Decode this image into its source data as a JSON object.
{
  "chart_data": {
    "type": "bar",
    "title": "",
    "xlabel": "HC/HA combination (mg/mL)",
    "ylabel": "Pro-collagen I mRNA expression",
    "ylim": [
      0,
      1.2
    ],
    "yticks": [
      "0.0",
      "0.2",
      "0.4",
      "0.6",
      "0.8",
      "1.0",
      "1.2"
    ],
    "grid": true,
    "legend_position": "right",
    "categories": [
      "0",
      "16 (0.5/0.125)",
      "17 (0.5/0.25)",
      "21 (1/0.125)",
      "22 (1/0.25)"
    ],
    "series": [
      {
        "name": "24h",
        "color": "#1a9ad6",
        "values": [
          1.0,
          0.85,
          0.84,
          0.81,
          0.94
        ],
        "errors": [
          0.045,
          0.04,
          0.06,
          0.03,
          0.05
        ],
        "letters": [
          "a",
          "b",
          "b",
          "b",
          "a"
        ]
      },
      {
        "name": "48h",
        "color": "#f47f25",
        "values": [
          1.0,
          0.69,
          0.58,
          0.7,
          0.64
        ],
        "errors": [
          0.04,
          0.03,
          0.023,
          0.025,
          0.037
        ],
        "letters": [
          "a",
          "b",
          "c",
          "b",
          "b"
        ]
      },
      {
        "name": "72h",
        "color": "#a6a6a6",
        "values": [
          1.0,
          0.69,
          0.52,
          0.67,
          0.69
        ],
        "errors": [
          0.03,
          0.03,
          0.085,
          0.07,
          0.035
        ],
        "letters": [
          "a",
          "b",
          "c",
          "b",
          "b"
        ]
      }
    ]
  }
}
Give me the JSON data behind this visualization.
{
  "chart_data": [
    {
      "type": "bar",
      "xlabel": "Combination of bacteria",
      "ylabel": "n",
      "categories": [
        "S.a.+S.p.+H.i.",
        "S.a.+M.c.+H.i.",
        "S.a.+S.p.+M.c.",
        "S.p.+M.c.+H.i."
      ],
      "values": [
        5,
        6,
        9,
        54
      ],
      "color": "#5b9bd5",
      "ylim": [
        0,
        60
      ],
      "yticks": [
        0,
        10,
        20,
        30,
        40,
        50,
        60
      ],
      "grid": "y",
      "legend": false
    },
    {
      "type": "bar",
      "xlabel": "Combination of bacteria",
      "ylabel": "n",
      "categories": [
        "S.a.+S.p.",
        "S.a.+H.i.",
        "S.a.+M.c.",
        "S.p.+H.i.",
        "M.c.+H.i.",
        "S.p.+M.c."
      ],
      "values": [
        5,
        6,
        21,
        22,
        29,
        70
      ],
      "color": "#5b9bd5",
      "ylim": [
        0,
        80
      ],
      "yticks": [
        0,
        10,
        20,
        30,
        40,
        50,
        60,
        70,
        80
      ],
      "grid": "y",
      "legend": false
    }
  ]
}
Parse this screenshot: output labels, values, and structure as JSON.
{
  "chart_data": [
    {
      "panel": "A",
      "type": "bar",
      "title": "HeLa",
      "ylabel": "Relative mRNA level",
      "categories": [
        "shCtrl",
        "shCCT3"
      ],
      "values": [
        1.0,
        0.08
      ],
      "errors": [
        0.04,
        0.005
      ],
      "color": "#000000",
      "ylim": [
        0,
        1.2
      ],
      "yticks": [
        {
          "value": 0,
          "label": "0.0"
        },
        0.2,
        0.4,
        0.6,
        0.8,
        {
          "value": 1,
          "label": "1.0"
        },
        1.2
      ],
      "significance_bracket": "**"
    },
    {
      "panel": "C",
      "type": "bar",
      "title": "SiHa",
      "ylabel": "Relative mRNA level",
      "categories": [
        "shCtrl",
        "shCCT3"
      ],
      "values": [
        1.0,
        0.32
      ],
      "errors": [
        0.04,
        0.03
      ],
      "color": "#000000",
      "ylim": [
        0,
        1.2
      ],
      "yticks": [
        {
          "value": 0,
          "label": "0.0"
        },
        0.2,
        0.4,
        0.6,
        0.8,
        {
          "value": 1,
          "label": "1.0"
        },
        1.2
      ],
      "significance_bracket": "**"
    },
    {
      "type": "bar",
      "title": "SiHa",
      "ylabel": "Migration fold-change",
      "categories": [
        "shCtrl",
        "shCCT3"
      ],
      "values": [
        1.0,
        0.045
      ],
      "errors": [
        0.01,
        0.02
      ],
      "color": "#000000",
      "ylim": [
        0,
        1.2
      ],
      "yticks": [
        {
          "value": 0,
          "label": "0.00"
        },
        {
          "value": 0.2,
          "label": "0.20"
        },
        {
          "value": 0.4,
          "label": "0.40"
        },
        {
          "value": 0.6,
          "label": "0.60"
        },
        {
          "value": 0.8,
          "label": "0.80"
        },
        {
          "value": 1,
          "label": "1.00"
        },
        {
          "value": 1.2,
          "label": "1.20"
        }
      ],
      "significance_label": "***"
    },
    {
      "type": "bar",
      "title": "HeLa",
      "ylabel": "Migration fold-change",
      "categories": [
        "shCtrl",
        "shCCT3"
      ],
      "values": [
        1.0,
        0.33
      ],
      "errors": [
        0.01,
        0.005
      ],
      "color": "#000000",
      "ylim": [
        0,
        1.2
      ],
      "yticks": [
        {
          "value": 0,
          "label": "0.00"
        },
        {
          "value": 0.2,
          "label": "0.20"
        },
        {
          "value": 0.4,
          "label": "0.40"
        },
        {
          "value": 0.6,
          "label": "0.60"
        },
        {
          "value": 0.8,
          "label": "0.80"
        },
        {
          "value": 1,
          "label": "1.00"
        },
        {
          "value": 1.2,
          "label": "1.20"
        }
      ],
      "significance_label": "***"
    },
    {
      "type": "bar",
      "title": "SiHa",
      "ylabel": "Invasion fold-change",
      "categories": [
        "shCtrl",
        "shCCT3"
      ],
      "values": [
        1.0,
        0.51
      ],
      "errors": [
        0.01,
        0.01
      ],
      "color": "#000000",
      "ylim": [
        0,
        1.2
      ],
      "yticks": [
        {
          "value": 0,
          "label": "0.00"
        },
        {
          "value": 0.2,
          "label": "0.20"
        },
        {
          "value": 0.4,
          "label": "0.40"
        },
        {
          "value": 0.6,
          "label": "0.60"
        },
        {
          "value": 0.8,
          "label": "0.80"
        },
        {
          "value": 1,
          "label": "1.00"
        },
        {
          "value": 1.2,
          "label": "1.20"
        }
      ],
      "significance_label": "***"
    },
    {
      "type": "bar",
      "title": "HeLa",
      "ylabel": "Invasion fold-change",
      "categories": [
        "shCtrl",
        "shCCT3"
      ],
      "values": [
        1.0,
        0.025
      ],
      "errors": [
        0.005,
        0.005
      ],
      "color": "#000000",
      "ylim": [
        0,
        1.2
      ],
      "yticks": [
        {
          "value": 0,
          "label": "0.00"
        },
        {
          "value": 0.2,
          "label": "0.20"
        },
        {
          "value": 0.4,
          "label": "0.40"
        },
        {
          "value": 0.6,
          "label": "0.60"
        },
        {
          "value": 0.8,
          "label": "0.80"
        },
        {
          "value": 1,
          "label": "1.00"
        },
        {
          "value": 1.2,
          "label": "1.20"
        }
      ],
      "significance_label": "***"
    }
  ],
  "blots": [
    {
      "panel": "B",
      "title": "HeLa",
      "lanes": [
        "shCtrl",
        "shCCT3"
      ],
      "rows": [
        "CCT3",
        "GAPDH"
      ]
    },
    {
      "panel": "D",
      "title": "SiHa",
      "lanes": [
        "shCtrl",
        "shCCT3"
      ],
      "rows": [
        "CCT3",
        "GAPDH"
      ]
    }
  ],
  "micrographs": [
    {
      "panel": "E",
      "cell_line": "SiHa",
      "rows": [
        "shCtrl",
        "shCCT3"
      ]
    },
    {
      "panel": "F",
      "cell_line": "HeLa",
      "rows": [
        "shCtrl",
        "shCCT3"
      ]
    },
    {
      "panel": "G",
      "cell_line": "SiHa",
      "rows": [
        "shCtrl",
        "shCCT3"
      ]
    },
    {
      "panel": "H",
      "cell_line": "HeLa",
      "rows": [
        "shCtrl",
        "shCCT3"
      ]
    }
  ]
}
════════════════════
• **Description of the task**: Show all lines above holding "this".

• **Exercise output**:
Decode this image into its source data as a JSON object.
Give me the JSON data behind this visualization.
Parse this screenshot: output labels, values, and structure as JSON.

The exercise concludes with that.